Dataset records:
□ □ □
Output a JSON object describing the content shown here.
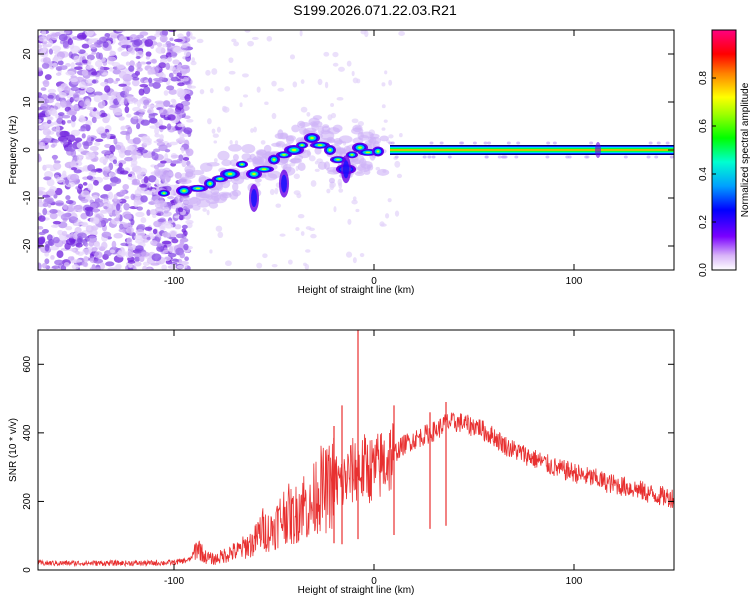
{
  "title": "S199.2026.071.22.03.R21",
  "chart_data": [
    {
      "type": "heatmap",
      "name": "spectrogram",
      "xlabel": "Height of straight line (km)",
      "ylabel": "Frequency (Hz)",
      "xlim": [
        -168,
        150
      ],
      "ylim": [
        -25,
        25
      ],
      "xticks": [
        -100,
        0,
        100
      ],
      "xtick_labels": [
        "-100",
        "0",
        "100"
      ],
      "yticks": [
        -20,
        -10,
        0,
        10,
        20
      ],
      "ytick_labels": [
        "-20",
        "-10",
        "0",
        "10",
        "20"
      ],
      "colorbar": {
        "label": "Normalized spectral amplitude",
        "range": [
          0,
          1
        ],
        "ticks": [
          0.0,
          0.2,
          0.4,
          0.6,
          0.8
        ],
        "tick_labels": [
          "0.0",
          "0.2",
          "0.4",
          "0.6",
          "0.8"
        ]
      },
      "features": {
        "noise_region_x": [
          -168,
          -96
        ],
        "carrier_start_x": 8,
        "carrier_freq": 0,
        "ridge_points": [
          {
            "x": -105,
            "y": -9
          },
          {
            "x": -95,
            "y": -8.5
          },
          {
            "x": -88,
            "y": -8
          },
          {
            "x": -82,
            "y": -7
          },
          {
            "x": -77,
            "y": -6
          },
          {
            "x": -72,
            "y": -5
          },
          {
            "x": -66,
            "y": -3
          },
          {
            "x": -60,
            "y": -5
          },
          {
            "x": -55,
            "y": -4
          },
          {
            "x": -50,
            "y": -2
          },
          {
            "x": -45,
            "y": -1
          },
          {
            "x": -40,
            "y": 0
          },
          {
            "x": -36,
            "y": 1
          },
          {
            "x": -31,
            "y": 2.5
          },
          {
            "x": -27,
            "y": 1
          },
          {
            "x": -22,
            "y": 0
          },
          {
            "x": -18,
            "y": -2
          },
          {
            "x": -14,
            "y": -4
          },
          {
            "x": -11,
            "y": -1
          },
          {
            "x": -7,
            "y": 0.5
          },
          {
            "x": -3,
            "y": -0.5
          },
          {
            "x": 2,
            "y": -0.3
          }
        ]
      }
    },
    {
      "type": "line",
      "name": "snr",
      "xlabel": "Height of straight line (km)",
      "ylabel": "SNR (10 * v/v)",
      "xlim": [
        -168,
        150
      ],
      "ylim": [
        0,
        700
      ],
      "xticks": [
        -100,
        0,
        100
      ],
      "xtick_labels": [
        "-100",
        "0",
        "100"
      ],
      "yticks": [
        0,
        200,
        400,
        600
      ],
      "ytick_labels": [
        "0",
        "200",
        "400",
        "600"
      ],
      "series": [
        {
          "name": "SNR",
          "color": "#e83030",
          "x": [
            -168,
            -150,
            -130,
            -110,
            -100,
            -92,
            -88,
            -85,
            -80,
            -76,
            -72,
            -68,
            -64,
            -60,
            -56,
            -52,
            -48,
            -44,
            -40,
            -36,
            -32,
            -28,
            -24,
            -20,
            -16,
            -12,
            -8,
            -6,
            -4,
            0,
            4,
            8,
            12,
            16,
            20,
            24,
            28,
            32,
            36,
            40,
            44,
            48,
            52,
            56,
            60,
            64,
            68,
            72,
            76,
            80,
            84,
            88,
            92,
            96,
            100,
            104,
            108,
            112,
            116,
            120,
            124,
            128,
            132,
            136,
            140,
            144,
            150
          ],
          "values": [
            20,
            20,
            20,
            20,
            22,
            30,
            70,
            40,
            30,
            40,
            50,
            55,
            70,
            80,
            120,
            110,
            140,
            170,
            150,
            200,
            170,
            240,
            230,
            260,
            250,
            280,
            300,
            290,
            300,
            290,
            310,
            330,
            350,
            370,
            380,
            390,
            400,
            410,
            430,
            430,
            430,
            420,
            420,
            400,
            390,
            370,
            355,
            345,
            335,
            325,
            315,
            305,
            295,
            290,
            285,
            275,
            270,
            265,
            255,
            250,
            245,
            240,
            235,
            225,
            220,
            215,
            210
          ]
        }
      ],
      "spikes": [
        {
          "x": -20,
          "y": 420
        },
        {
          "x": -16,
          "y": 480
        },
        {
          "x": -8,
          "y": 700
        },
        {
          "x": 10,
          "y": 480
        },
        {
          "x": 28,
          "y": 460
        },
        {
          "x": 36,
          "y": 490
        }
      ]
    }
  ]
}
□ □ □
WHAT IS NEEDED:
Restate the whole listing above exactly, please, omitting every image.

EXPECTED ANSWER:
Output a JSON object describing the content shown here.
{
  "title": "S199.2026.071.22.03.R21",
  "chart_data": [
    {
      "type": "heatmap",
      "name": "spectrogram",
      "xlabel": "Height of straight line (km)",
      "ylabel": "Frequency (Hz)",
      "xlim": [
        -168,
        150
      ],
      "ylim": [
        -25,
        25
      ],
      "xticks": [
        -100,
        0,
        100
      ],
      "xtick_labels": [
        "-100",
        "0",
        "100"
      ],
      "yticks": [
        -20,
        -10,
        0,
        10,
        20
      ],
      "ytick_labels": [
        "-20",
        "-10",
        "0",
        "10",
        "20"
      ],
      "colorbar": {
        "label": "Normalized spectral amplitude",
        "range": [
          0,
          1
        ],
        "ticks": [
          0.0,
          0.2,
          0.4,
          0.6,
          0.8
        ],
        "tick_labels": [
          "0.0",
          "0.2",
          "0.4",
          "0.6",
          "0.8"
        ]
      },
      "features": {
        "noise_region_x": [
          -168,
          -96
        ],
        "carrier_start_x": 8,
        "carrier_freq": 0,
        "ridge_points": [
          {
            "x": -105,
            "y": -9
          },
          {
            "x": -95,
            "y": -8.5
          },
          {
            "x": -88,
            "y": -8
          },
          {
            "x": -82,
            "y": -7
          },
          {
            "x": -77,
            "y": -6
          },
          {
            "x": -72,
            "y": -5
          },
          {
            "x": -66,
            "y": -3
          },
          {
            "x": -60,
            "y": -5
          },
          {
            "x": -55,
            "y": -4
          },
          {
            "x": -50,
            "y": -2
          },
          {
            "x": -45,
            "y": -1
          },
          {
            "x": -40,
            "y": 0
          },
          {
            "x": -36,
            "y": 1
          },
          {
            "x": -31,
            "y": 2.5
          },
          {
            "x": -27,
            "y": 1
          },
          {
            "x": -22,
            "y": 0
          },
          {
            "x": -18,
            "y": -2
          },
          {
            "x": -14,
            "y": -4
          },
          {
            "x": -11,
            "y": -1
          },
          {
            "x": -7,
            "y": 0.5
          },
          {
            "x": -3,
            "y": -0.5
          },
          {
            "x": 2,
            "y": -0.3
          }
        ]
      }
    },
    {
      "type": "line",
      "name": "snr",
      "xlabel": "Height of straight line (km)",
      "ylabel": "SNR (10 * v/v)",
      "xlim": [
        -168,
        150
      ],
      "ylim": [
        0,
        700
      ],
      "xticks": [
        -100,
        0,
        100
      ],
      "xtick_labels": [
        "-100",
        "0",
        "100"
      ],
      "yticks": [
        0,
        200,
        400,
        600
      ],
      "ytick_labels": [
        "0",
        "200",
        "400",
        "600"
      ],
      "series": [
        {
          "name": "SNR",
          "color": "#e83030",
          "x": [
            -168,
            -150,
            -130,
            -110,
            -100,
            -92,
            -88,
            -85,
            -80,
            -76,
            -72,
            -68,
            -64,
            -60,
            -56,
            -52,
            -48,
            -44,
            -40,
            -36,
            -32,
            -28,
            -24,
            -20,
            -16,
            -12,
            -8,
            -6,
            -4,
            0,
            4,
            8,
            12,
            16,
            20,
            24,
            28,
            32,
            36,
            40,
            44,
            48,
            52,
            56,
            60,
            64,
            68,
            72,
            76,
            80,
            84,
            88,
            92,
            96,
            100,
            104,
            108,
            112,
            116,
            120,
            124,
            128,
            132,
            136,
            140,
            144,
            150
          ],
          "values": [
            20,
            20,
            20,
            20,
            22,
            30,
            70,
            40,
            30,
            40,
            50,
            55,
            70,
            80,
            120,
            110,
            140,
            170,
            150,
            200,
            170,
            240,
            230,
            260,
            250,
            280,
            300,
            290,
            300,
            290,
            310,
            330,
            350,
            370,
            380,
            390,
            400,
            410,
            430,
            430,
            430,
            420,
            420,
            400,
            390,
            370,
            355,
            345,
            335,
            325,
            315,
            305,
            295,
            290,
            285,
            275,
            270,
            265,
            255,
            250,
            245,
            240,
            235,
            225,
            220,
            215,
            210
          ]
        }
      ],
      "spikes": [
        {
          "x": -20,
          "y": 420
        },
        {
          "x": -16,
          "y": 480
        },
        {
          "x": -8,
          "y": 700
        },
        {
          "x": 10,
          "y": 480
        },
        {
          "x": 28,
          "y": 460
        },
        {
          "x": 36,
          "y": 490
        }
      ]
    }
  ]
}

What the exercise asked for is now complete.